--- START OF DATA FOR THE TASK ---

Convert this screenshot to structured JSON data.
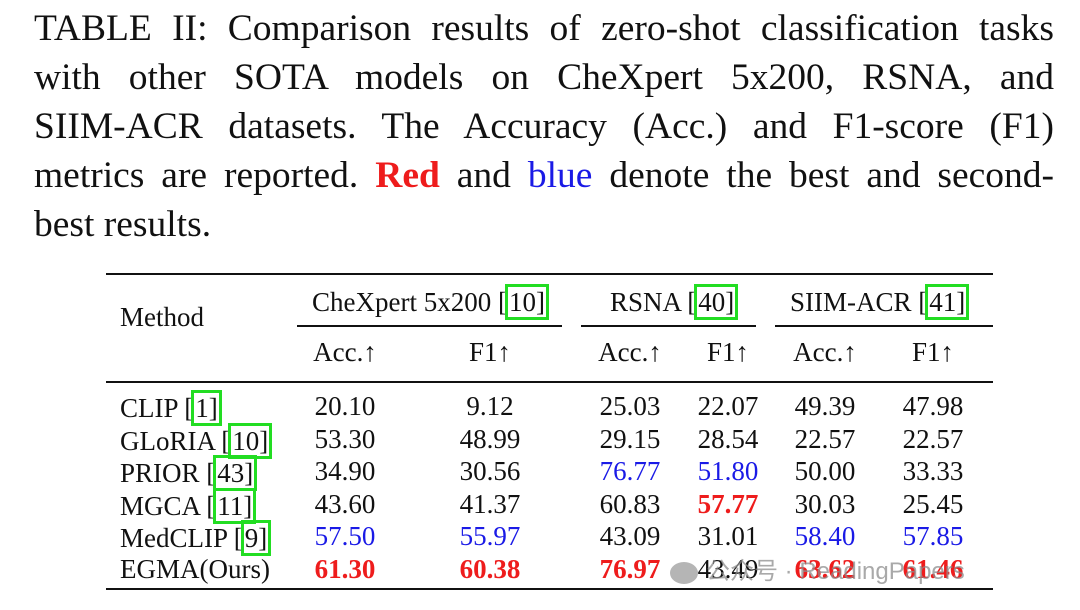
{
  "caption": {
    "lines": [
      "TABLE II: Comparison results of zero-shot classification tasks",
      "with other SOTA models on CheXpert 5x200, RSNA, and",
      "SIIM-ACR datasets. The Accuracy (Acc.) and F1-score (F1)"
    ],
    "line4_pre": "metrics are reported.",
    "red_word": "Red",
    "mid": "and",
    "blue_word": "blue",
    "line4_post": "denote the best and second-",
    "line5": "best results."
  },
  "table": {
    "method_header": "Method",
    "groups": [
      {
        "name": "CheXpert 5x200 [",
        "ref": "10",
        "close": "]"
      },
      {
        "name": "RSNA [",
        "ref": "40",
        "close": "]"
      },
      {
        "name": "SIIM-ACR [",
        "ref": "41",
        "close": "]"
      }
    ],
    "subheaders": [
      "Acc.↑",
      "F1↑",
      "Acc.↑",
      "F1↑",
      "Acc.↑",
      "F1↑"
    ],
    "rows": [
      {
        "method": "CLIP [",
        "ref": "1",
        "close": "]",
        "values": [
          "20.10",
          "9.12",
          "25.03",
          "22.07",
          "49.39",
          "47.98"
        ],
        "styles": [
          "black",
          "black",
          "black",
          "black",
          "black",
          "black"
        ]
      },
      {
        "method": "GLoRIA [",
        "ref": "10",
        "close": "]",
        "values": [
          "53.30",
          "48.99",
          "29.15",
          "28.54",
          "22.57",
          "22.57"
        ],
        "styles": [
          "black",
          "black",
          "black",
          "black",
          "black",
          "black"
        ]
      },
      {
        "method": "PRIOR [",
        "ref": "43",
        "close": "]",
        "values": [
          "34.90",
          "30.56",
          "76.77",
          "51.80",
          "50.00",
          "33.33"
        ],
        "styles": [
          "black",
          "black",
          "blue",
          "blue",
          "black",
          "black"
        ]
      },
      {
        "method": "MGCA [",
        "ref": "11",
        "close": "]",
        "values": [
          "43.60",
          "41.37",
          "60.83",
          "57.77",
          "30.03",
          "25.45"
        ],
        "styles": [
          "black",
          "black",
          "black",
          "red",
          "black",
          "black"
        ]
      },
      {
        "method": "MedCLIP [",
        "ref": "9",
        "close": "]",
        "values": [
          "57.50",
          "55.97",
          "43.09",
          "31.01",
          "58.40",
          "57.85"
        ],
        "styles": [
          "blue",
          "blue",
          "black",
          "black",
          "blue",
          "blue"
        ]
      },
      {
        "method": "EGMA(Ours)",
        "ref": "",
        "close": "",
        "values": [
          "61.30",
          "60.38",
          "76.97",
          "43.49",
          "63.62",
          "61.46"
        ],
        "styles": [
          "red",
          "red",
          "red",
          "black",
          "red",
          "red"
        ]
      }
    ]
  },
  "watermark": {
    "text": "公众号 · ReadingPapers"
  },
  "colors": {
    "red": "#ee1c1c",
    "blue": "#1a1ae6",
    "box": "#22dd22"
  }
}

--- END OF DATA FOR THE TASK ---
--- START OF DATA FOR THE TASK ---

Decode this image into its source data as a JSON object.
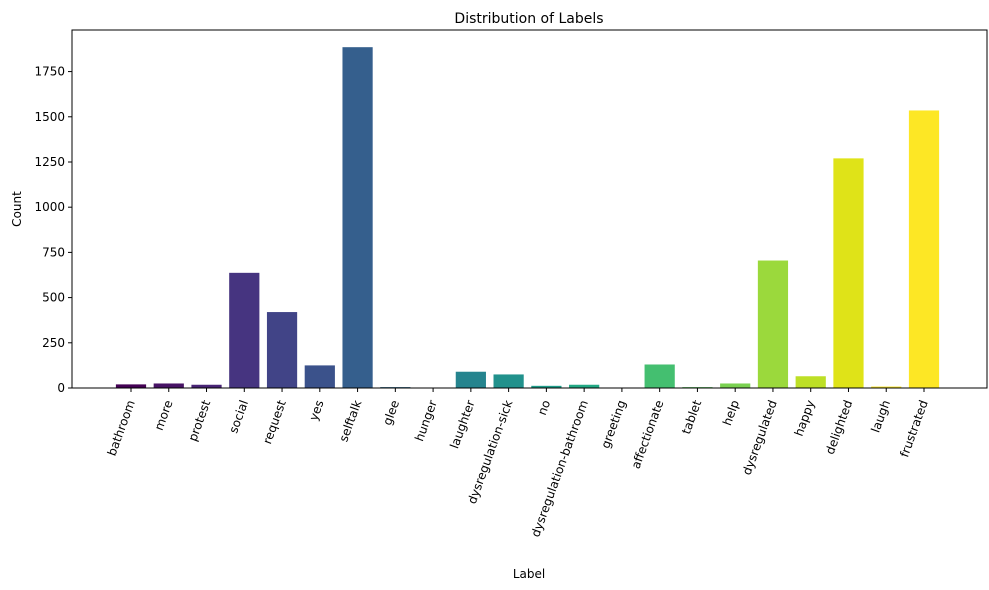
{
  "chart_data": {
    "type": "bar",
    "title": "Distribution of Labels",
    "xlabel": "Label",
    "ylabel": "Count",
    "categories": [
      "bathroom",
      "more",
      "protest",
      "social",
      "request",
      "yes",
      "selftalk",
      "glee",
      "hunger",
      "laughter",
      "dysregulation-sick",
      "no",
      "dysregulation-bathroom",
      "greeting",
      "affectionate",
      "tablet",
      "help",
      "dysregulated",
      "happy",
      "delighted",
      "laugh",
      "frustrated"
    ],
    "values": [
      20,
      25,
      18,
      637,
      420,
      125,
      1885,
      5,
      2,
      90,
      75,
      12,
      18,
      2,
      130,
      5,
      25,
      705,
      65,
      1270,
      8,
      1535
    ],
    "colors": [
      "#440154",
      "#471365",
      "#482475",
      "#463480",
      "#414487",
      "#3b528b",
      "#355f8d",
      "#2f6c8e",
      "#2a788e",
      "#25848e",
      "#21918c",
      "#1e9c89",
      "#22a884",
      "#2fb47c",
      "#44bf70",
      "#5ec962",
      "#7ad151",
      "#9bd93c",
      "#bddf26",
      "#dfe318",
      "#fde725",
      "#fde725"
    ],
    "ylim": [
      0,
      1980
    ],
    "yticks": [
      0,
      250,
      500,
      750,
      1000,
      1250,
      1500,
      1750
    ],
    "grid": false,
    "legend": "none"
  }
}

--- END OF DATA FOR THE TASK ---
--- START OF DATA FOR THE TASK ---

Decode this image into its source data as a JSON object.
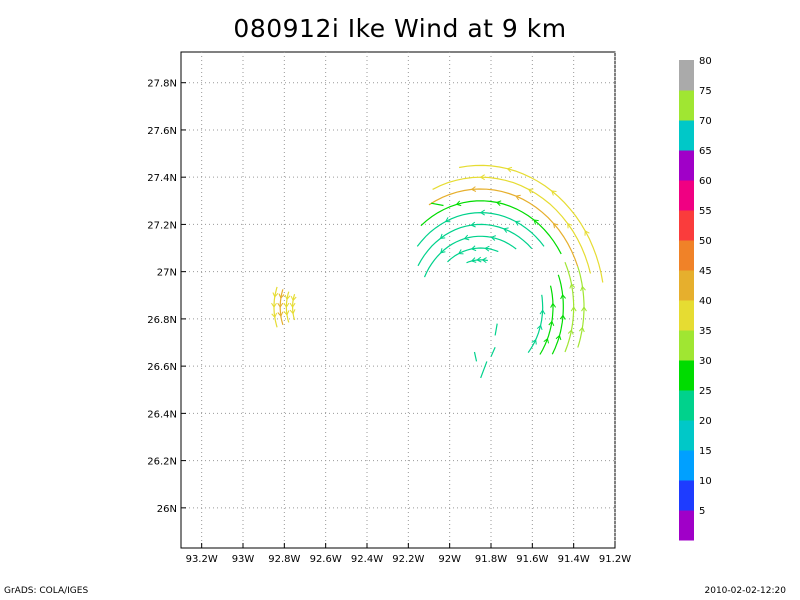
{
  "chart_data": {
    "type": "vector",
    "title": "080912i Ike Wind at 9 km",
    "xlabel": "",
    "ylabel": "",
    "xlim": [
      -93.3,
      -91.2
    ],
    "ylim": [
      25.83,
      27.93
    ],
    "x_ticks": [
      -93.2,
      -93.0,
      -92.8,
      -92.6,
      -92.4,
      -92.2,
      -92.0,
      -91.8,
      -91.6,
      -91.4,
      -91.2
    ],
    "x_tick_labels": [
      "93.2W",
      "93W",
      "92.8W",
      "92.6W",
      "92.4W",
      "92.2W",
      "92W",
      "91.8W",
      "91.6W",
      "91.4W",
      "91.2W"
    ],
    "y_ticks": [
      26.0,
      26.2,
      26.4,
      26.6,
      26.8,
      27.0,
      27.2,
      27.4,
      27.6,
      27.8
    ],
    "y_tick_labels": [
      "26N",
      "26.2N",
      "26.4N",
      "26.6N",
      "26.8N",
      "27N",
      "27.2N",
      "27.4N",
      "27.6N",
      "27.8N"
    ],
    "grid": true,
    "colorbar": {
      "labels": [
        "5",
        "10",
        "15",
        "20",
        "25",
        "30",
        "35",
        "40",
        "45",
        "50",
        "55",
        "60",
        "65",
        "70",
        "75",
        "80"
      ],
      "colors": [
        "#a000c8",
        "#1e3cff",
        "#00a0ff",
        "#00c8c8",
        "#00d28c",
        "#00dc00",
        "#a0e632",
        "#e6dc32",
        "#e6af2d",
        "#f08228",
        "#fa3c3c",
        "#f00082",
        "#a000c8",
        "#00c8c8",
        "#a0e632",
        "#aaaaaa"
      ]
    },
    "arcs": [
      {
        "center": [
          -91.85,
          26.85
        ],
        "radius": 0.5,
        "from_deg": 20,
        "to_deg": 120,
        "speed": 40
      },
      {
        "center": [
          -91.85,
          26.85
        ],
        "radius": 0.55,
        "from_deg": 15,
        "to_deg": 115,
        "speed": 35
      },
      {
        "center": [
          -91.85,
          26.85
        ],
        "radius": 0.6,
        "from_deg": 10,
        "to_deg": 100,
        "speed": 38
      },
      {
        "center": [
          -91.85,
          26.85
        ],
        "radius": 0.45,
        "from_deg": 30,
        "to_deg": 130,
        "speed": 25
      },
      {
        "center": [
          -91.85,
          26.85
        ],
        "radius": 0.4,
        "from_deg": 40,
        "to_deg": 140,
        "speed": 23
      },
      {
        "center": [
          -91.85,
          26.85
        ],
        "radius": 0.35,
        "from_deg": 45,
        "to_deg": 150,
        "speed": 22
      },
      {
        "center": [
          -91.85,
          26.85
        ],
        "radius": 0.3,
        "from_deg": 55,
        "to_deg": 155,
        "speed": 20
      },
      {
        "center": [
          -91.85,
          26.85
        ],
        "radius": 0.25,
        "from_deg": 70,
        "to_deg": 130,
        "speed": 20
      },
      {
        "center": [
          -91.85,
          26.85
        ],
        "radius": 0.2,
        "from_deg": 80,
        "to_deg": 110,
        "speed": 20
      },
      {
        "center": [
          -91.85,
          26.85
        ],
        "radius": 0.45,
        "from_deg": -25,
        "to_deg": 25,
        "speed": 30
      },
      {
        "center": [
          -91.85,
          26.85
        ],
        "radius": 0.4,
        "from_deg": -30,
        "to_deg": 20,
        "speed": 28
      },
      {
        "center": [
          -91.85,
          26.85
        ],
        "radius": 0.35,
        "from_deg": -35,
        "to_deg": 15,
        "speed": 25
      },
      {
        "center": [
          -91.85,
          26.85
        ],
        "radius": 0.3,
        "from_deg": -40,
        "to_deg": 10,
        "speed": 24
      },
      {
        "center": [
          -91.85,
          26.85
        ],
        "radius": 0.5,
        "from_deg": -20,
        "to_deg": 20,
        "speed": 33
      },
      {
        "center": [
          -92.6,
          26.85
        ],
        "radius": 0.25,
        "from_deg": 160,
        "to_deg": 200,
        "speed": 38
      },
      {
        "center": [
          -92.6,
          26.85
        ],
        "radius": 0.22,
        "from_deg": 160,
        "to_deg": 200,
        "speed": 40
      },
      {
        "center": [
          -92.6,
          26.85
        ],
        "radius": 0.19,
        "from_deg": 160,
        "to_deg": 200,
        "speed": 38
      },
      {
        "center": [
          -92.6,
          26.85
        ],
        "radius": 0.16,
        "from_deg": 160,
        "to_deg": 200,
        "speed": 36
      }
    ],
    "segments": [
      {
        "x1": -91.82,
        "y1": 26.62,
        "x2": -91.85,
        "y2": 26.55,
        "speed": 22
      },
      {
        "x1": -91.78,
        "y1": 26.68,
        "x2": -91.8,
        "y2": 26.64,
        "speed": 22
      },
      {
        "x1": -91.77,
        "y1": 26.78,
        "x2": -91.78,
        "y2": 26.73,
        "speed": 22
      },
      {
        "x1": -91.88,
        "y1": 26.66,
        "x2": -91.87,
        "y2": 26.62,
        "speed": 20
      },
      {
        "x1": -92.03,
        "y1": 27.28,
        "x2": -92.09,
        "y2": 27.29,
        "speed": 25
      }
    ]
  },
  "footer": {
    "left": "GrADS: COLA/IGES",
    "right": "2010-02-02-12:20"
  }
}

--- END OF DATA FOR THE TASK ---

- WORK TO COMPLETE -
Return from the data every line that holds "CheXpert".

- SOLUTION TO THIS EXERCISE -
      "with other SOTA models on CheXpert 5x200, RSNA, and",
        "name": "CheXpert 5x200 [",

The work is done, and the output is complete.